## Job
Sift the listing for lines that hold the string "Output" and pull them out.

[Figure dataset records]
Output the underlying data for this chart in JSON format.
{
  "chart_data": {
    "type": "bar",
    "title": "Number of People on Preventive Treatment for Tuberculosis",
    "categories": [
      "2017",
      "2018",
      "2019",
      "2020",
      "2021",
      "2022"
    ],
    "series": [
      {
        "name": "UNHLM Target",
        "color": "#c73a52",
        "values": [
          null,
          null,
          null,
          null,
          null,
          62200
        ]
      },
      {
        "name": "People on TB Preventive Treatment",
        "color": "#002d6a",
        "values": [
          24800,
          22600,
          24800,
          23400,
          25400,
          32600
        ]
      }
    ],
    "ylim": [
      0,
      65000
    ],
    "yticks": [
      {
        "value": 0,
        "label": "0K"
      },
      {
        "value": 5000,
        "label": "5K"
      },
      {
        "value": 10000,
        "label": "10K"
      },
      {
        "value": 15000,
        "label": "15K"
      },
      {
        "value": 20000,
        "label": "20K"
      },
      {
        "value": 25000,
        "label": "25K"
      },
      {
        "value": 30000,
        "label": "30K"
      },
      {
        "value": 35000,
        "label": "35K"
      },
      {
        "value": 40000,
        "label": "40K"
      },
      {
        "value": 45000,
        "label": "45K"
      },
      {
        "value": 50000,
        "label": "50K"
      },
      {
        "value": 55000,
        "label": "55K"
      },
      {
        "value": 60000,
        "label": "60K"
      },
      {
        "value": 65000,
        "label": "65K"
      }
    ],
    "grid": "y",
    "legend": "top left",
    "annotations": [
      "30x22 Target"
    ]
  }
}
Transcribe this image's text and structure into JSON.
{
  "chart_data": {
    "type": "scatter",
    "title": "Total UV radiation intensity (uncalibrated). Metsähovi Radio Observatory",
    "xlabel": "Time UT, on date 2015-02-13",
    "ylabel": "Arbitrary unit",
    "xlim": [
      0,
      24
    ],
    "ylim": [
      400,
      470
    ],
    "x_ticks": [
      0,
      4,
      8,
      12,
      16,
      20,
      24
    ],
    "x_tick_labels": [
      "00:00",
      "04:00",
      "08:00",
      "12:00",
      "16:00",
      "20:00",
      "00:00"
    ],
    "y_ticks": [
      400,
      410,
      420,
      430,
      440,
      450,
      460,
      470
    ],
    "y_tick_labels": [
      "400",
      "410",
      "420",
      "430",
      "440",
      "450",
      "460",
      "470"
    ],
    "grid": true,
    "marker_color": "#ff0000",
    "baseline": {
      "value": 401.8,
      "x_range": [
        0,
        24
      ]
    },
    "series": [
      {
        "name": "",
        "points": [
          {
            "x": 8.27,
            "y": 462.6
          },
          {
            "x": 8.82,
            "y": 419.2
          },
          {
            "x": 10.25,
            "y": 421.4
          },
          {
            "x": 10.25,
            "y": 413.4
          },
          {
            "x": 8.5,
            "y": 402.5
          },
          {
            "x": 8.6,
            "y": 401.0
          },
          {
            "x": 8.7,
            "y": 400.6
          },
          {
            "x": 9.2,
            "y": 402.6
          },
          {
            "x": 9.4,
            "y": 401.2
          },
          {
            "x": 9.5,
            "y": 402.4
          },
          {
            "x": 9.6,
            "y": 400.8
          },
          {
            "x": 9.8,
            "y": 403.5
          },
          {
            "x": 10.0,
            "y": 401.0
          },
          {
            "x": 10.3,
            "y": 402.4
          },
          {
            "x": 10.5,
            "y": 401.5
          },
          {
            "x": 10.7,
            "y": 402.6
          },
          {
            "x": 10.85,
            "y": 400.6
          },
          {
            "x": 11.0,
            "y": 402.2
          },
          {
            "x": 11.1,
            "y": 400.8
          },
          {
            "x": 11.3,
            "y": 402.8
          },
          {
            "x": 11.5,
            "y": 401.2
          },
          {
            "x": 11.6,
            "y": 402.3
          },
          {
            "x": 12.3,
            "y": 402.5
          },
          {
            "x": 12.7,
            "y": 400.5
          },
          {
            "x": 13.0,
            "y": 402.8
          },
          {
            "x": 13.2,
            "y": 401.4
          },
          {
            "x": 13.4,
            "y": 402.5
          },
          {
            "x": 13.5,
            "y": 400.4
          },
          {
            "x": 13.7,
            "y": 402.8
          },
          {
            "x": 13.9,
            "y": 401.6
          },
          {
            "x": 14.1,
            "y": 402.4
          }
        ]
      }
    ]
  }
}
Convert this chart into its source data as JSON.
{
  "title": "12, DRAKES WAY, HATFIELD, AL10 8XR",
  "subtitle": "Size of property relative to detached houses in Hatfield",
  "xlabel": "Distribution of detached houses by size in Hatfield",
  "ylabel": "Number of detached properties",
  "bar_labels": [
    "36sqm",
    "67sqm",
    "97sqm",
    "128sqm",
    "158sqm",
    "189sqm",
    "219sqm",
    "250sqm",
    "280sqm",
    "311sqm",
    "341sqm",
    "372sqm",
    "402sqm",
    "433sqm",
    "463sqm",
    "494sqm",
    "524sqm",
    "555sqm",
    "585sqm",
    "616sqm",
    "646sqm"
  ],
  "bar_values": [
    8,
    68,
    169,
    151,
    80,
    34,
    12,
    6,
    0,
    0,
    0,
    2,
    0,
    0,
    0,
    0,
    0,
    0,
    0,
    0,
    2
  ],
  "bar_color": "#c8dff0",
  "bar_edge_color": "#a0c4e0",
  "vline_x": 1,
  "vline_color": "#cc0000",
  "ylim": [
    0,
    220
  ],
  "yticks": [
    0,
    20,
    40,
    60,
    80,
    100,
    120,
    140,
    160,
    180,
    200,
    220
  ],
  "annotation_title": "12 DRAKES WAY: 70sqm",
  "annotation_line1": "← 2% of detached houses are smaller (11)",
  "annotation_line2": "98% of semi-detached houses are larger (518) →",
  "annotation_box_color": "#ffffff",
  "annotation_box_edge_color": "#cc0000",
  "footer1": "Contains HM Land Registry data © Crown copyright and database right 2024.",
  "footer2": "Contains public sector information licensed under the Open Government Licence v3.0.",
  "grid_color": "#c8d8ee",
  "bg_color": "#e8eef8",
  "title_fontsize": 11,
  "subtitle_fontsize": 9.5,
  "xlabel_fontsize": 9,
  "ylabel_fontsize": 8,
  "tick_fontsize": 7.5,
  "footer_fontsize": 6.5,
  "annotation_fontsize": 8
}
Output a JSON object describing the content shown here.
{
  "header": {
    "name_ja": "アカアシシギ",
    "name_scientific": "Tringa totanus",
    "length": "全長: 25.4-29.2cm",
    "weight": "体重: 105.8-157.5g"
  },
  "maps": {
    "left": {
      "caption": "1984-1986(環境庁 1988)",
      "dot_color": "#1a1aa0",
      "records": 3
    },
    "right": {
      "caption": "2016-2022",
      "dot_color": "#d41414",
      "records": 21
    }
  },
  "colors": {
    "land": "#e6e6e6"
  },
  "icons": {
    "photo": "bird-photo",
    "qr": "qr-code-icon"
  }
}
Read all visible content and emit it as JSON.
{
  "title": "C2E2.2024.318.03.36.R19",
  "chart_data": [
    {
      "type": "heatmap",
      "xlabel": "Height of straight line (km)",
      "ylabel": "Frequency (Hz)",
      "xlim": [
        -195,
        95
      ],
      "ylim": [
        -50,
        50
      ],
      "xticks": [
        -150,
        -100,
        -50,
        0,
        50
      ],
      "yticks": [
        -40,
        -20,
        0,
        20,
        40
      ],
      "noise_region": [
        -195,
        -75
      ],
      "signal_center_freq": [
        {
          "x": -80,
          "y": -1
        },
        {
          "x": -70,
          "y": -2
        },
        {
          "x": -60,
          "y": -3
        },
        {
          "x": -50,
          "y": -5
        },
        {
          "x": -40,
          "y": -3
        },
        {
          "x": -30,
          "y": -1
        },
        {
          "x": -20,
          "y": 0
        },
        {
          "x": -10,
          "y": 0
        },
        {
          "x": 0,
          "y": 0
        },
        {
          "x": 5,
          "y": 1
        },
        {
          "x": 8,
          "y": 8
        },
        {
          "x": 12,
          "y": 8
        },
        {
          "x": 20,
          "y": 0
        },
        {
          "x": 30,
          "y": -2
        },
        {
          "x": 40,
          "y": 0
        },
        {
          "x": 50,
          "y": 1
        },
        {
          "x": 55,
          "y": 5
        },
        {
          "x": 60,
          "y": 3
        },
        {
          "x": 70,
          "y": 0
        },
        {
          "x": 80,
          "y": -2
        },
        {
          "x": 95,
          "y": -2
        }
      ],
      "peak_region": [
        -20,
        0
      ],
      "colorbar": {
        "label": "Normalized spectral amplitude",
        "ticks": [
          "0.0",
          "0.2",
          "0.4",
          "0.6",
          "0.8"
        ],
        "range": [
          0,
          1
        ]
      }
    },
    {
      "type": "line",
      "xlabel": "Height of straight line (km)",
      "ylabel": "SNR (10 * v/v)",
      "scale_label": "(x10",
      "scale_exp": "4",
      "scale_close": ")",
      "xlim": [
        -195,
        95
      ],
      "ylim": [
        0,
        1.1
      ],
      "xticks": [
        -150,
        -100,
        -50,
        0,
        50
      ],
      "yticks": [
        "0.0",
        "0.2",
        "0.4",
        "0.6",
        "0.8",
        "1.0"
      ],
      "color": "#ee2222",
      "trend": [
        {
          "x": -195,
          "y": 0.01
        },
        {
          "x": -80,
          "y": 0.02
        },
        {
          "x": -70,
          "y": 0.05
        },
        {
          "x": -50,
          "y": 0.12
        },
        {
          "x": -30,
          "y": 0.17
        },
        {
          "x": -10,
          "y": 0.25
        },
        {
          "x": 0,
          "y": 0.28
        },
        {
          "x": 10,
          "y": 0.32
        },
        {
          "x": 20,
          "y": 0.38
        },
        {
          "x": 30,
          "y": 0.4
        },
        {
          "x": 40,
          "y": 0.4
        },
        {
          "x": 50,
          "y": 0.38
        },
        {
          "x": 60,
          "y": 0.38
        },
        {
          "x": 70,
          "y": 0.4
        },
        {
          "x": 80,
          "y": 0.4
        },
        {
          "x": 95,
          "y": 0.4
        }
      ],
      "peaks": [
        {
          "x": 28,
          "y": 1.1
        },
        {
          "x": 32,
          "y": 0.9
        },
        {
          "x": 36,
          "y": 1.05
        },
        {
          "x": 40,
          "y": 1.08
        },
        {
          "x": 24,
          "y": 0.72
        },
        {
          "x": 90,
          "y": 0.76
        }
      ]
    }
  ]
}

## Solution to this problem
Output the underlying data for this chart in JSON format.
Output a JSON object describing the content shown here.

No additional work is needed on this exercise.